# Supplied information start

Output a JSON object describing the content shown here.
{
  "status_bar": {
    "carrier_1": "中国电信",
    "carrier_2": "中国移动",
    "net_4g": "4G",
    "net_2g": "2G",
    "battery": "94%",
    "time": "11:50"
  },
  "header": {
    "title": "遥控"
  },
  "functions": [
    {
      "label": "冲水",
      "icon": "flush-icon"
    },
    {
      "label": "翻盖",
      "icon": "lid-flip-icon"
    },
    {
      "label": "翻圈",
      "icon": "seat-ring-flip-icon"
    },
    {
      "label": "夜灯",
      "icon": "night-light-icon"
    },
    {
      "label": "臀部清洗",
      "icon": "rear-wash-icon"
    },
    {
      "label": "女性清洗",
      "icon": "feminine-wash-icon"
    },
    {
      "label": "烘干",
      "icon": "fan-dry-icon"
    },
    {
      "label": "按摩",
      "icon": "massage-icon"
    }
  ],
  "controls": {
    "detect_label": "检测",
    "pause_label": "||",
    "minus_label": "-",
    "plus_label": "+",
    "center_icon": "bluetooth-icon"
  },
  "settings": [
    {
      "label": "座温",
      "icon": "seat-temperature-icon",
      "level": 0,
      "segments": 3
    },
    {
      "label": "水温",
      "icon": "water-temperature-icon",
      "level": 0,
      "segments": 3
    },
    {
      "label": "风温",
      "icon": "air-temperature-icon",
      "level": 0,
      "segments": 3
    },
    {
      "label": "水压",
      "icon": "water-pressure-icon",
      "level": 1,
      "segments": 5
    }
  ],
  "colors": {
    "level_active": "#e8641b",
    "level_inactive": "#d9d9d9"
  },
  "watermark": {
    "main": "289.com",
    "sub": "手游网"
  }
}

# Supplied information end
# Supplied information start

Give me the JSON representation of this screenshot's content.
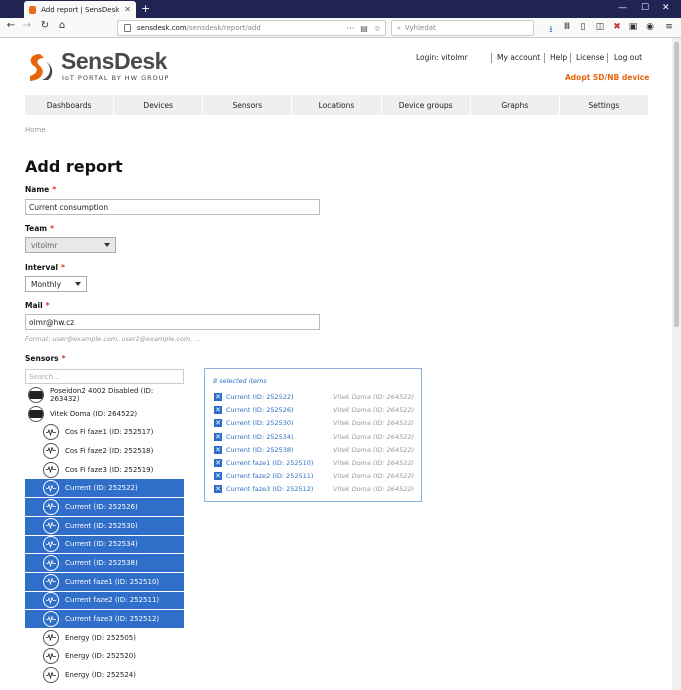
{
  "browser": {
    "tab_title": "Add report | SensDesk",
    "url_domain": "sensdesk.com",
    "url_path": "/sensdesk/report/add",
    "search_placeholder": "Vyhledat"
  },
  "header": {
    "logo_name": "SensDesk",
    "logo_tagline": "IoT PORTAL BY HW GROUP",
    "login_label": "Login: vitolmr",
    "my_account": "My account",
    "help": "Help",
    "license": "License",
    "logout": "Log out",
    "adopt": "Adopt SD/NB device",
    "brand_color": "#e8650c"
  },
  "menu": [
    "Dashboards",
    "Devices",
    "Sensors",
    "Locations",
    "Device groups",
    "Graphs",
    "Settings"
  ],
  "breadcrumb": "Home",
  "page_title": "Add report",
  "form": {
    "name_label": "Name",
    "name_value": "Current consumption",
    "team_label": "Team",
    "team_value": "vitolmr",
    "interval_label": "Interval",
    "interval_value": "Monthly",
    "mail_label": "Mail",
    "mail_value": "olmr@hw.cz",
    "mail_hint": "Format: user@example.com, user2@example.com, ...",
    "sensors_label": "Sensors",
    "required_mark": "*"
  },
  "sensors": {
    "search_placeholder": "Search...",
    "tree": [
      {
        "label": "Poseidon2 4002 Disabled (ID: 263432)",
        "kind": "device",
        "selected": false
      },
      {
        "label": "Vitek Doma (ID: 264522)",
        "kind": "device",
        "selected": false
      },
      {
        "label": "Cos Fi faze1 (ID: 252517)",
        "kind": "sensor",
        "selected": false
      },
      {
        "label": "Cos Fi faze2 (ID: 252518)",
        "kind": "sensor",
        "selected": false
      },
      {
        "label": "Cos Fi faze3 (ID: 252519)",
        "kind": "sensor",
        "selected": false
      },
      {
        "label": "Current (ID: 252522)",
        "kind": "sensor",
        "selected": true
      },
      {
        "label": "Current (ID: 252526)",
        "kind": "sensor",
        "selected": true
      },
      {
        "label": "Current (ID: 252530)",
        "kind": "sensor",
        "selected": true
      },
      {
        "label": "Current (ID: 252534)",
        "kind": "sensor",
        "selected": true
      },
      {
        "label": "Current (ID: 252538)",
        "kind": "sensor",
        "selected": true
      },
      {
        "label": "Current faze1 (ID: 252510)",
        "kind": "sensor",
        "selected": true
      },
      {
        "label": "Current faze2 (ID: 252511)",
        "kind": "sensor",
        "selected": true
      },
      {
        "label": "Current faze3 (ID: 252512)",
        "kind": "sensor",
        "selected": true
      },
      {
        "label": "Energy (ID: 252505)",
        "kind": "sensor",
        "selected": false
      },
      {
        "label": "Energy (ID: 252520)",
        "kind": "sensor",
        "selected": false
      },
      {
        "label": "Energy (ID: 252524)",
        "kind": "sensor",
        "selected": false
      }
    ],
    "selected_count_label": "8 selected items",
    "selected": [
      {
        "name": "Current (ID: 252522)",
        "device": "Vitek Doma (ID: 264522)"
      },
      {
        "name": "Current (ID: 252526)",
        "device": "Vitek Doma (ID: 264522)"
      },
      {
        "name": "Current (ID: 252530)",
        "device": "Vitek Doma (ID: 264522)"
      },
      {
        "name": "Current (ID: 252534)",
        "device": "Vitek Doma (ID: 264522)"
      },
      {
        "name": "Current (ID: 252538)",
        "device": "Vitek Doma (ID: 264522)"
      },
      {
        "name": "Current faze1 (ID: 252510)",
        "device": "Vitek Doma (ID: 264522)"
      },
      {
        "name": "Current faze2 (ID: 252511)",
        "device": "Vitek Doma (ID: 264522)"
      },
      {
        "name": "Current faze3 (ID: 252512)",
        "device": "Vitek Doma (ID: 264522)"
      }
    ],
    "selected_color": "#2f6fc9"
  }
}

# Supplied information end

* Requirements *
Keep only the lines that hold the string "report", and copy them out.

* Written response *
    "tab_title": "Add report | SensDesk",
    "url_path": "/sensdesk/report/add",
  "page_title": "Add report",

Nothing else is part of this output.